==== Supplied material ====

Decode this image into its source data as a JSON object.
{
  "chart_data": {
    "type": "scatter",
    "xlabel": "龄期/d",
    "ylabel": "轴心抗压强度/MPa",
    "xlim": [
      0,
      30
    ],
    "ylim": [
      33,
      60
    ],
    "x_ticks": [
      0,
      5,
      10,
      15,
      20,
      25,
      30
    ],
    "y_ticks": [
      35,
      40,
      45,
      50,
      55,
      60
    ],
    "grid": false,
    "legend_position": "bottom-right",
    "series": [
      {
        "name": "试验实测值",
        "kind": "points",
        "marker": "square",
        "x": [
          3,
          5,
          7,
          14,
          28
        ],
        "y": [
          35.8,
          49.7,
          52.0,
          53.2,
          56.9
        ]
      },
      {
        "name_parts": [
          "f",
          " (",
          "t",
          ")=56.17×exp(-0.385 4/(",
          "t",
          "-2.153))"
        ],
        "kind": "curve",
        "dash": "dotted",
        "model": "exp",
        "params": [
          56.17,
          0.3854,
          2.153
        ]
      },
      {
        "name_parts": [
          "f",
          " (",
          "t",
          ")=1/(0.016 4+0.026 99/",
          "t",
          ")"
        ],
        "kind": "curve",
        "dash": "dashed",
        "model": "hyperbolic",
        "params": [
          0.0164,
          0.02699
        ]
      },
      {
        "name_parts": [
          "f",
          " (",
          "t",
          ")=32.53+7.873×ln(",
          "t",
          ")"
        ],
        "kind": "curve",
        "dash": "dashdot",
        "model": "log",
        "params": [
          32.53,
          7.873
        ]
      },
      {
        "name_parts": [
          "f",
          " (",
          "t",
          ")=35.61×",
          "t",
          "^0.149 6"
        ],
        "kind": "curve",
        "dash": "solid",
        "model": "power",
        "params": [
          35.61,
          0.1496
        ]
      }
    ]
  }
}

====

Problem — Search the listing for the string "dash". Copy each line where it turns up.

Output of the task —
        "dash": "dotted",
        "dash": "dashed",
        "dash": "dashdot",
        "dash": "solid",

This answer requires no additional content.